>> Begin Recorded information

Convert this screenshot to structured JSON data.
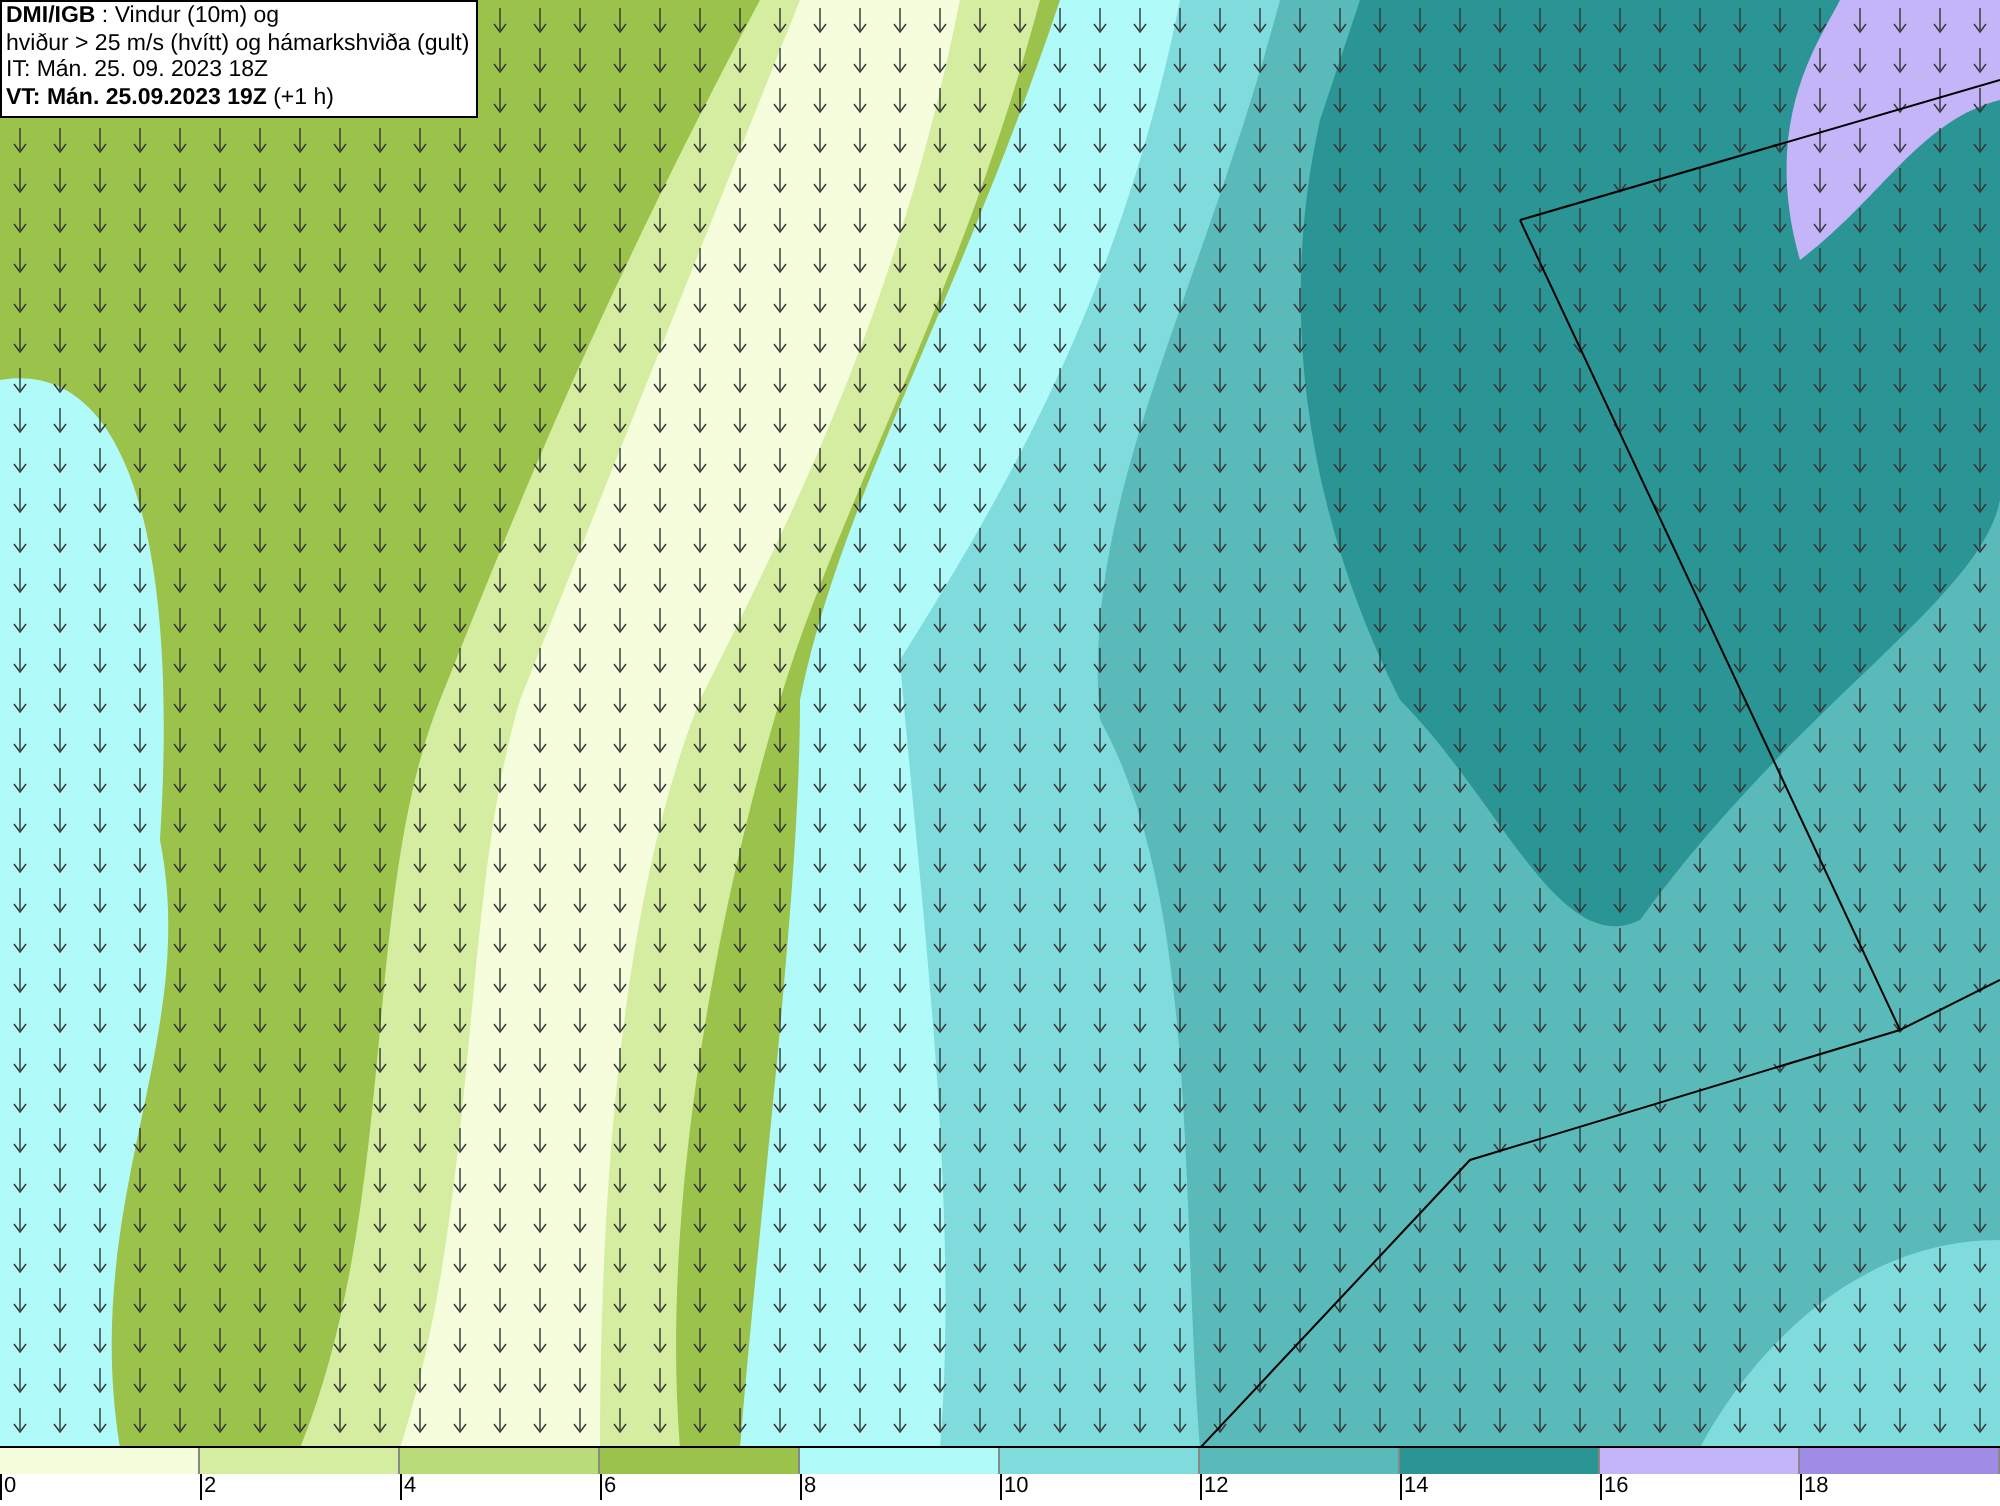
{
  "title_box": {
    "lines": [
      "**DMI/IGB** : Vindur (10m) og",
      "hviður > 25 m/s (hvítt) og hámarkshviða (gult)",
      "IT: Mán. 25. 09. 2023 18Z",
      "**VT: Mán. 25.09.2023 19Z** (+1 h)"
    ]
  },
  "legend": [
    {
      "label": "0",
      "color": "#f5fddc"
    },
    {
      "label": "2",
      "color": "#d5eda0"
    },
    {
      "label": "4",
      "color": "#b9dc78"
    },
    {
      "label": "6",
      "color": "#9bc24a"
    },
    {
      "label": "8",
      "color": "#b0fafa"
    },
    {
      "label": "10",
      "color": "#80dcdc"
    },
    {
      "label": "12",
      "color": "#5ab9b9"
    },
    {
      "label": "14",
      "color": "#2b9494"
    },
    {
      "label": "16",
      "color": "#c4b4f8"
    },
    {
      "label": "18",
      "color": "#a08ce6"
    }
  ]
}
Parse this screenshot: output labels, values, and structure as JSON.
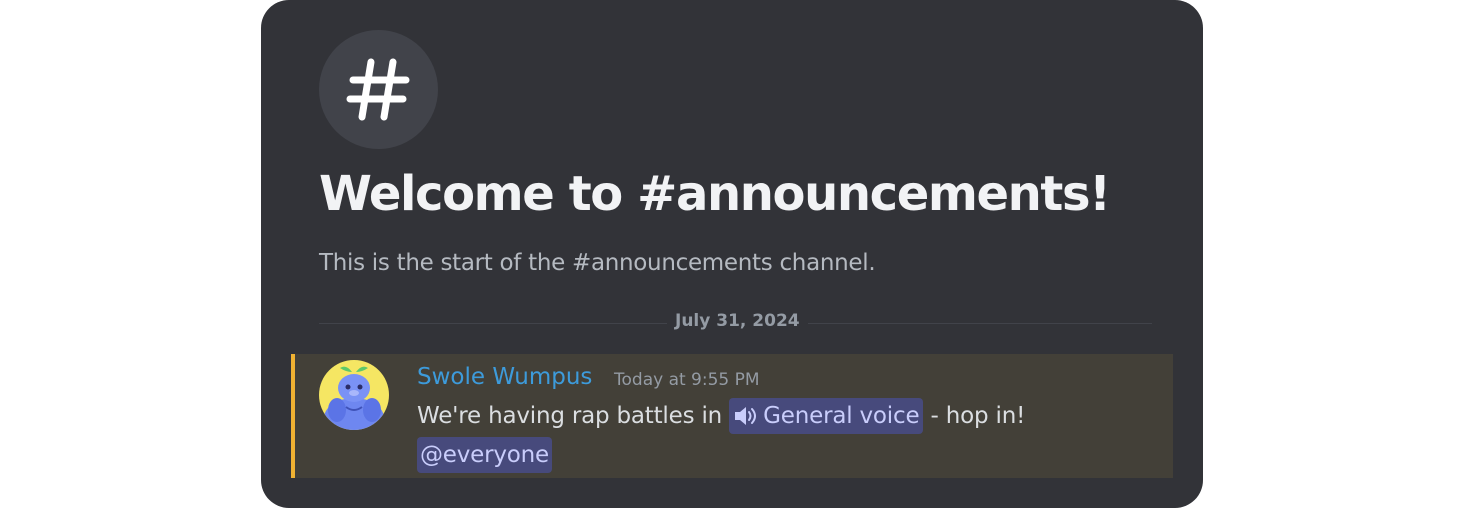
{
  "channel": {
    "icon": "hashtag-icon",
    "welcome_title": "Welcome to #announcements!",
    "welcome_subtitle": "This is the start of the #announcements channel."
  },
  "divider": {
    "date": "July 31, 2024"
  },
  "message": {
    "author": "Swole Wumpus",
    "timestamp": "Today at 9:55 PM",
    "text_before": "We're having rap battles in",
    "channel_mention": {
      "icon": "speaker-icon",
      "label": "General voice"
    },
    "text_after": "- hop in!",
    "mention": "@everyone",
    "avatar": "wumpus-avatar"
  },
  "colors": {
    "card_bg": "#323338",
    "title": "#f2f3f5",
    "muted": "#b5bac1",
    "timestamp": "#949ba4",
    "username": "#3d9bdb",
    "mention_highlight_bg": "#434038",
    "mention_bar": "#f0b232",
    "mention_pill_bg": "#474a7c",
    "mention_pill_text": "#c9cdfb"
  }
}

>> End Recorded information

#### Exercise details:
Find the word "JSON" in the entries, and copy every line it shows up in.

#### Written reply:
Convert this screenshot to structured JSON data.
Parse this screenshot: output labels, values, and structure as JSON.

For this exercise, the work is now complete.